| Task to complete |
Of the lines in the records that follow, how many include the word "Login"? Answer with a bare number.
--
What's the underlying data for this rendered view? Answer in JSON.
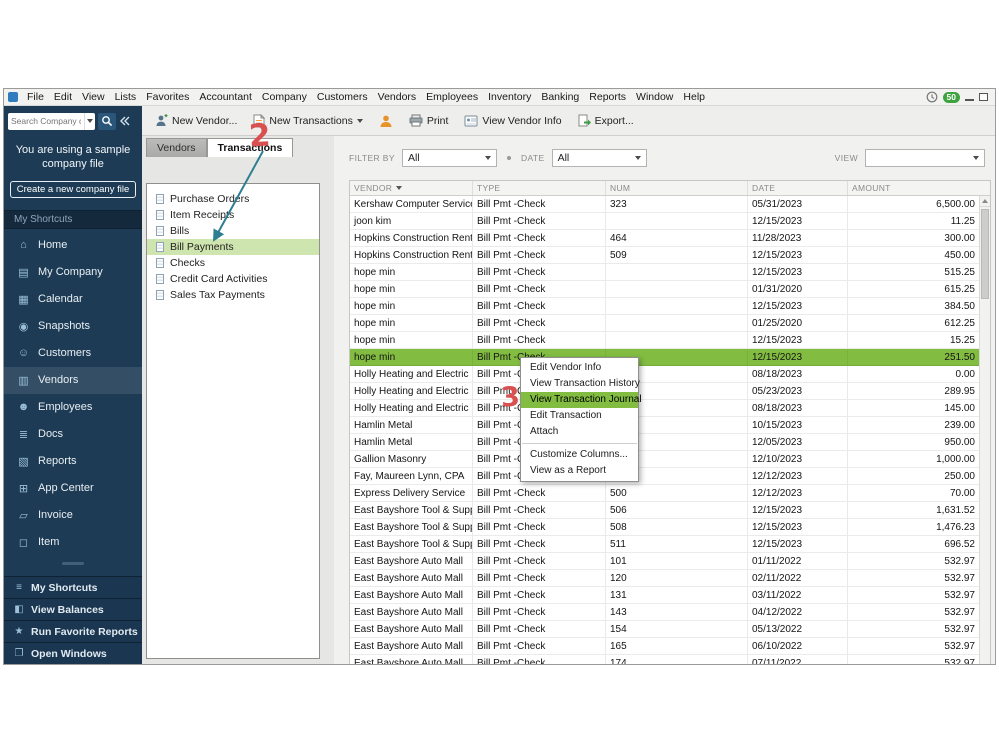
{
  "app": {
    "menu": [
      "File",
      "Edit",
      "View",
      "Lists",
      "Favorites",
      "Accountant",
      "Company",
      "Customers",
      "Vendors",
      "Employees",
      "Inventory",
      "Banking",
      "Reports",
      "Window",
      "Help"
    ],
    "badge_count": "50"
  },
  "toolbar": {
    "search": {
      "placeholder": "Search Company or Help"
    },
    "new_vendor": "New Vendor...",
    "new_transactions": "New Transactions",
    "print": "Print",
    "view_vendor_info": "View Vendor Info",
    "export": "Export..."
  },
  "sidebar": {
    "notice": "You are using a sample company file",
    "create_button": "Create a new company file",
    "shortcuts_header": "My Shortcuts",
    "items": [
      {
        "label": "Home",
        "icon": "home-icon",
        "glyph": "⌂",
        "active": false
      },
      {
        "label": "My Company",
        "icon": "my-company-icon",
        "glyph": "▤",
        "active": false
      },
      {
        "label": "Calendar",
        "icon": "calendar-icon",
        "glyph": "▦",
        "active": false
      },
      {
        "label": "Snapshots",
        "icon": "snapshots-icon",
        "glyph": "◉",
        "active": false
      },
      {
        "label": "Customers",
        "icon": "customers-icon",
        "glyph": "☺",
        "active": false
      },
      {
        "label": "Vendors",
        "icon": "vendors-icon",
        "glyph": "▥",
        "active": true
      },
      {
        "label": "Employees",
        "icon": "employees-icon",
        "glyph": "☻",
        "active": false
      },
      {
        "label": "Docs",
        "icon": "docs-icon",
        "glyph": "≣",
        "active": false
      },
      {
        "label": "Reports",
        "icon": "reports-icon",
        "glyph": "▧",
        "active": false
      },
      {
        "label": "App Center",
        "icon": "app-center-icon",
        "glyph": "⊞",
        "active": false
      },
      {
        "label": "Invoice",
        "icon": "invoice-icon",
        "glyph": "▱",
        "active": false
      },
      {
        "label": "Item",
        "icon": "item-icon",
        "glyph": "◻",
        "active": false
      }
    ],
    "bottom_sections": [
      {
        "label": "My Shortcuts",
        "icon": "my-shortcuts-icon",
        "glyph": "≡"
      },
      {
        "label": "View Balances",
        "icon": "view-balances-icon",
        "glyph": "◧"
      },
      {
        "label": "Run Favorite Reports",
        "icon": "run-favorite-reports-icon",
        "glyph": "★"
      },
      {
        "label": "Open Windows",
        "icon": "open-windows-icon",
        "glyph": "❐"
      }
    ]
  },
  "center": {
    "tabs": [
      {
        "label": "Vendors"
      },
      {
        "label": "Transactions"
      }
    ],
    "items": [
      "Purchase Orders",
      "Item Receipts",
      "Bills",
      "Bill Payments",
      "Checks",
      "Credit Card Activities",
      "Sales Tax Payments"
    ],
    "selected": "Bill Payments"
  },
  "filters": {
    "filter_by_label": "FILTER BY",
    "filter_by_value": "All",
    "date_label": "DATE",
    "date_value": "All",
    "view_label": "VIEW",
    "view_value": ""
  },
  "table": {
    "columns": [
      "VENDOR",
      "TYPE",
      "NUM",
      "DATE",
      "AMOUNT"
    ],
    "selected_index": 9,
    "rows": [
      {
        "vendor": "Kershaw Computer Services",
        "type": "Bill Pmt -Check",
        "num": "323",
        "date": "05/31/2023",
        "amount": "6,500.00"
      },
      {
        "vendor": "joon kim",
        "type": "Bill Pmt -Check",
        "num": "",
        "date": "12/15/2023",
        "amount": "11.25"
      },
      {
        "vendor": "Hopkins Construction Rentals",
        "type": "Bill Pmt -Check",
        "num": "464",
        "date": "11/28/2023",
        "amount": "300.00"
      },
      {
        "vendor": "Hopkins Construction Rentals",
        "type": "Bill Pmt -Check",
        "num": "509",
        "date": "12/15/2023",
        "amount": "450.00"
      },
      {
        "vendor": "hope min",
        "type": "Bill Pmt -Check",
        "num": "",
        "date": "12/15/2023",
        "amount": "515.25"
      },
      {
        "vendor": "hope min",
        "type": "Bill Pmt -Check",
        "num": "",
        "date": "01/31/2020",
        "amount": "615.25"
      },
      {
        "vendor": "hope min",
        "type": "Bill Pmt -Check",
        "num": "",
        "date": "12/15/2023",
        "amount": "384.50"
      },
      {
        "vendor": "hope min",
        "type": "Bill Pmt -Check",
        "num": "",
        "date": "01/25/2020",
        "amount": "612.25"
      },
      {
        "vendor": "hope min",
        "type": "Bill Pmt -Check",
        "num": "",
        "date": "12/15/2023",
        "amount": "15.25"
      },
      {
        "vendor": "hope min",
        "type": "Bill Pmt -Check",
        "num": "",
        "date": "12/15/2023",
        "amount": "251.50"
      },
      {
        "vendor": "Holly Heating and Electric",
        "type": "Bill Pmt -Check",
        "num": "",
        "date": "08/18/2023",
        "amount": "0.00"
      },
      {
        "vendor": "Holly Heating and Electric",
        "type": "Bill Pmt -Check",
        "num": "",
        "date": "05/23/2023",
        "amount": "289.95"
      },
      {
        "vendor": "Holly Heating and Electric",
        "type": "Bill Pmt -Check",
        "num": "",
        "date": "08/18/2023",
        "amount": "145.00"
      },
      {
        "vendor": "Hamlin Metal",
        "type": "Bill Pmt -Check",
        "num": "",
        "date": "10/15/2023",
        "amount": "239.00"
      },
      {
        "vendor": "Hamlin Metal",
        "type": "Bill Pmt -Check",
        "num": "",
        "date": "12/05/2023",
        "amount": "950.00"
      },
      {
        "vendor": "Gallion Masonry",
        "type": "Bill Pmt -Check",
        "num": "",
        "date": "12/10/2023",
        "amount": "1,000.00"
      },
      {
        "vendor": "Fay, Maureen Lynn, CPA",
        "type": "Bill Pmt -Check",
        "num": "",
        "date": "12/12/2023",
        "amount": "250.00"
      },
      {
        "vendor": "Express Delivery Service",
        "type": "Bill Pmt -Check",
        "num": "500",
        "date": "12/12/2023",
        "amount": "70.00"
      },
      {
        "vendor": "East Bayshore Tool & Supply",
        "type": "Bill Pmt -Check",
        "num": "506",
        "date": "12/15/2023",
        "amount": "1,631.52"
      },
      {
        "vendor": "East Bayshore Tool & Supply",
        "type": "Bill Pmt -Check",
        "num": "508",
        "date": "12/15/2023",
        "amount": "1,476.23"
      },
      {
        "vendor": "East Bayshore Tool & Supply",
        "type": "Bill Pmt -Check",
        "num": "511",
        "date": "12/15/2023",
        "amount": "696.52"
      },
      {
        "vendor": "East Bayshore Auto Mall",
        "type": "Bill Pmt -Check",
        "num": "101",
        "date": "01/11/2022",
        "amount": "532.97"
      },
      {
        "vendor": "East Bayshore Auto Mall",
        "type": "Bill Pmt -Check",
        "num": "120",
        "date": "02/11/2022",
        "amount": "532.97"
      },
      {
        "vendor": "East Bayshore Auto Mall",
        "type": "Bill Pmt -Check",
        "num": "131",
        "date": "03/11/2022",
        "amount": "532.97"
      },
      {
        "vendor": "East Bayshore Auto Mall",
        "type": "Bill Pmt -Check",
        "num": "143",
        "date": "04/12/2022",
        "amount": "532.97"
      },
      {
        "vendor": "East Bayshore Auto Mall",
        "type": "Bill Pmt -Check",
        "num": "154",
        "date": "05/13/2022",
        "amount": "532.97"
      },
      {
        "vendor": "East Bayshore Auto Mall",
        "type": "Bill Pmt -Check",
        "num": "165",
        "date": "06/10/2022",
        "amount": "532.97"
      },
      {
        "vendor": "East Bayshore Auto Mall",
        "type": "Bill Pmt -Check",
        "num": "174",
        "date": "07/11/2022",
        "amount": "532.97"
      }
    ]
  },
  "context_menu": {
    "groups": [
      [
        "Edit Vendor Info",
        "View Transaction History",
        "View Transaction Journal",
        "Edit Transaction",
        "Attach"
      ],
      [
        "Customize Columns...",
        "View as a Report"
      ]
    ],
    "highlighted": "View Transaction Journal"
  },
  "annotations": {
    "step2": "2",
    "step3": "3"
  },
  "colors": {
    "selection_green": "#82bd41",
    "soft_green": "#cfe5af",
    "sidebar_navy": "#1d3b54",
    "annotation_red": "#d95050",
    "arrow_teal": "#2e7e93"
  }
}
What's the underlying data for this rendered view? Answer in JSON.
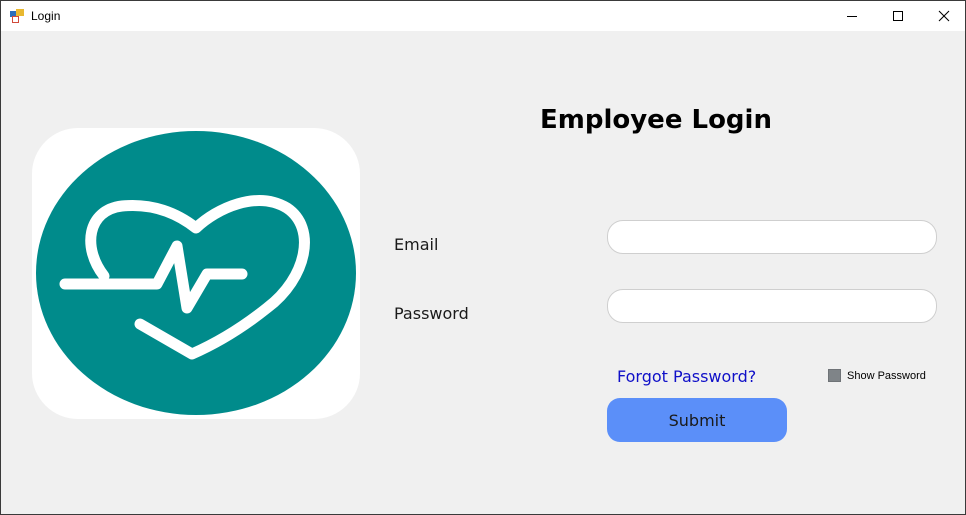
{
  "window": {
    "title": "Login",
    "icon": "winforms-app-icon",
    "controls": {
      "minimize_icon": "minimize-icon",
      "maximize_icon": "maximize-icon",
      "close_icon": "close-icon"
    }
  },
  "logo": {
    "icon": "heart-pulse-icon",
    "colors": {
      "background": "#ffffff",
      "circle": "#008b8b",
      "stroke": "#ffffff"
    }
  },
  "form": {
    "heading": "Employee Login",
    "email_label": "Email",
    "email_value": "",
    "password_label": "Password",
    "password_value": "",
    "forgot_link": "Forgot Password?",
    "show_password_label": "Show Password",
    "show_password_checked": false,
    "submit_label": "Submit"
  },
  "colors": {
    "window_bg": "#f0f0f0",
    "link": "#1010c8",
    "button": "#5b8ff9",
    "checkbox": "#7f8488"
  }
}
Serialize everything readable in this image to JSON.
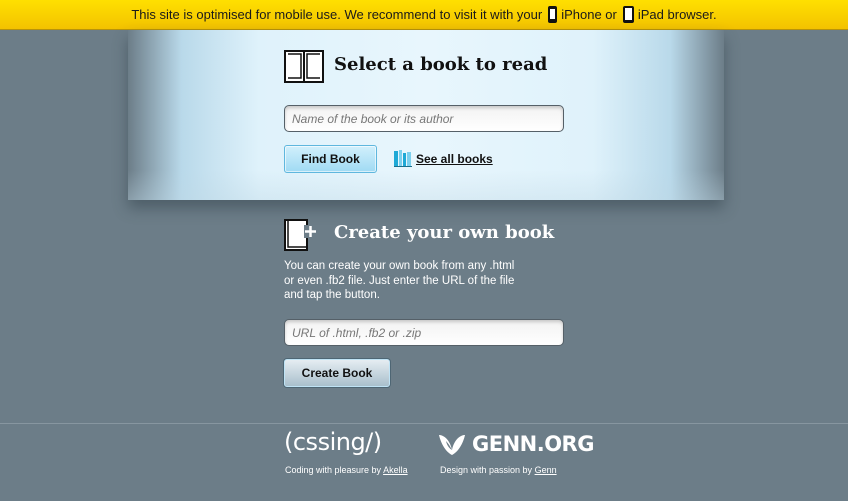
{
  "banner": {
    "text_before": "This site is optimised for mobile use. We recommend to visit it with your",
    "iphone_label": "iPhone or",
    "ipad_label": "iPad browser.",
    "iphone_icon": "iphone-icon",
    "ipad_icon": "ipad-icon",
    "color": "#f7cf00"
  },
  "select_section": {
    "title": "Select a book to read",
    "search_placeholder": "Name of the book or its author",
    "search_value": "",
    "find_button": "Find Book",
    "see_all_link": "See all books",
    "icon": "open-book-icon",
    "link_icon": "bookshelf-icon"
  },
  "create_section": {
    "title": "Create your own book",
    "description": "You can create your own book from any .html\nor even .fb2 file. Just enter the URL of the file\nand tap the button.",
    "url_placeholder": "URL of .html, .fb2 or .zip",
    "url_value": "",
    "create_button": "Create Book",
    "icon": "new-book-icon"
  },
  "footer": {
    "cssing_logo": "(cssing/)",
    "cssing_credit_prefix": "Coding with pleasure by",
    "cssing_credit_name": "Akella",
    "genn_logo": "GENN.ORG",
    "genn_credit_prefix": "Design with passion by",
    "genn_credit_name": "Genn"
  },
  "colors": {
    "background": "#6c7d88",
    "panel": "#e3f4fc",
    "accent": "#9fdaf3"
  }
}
--
| Exercise output |
2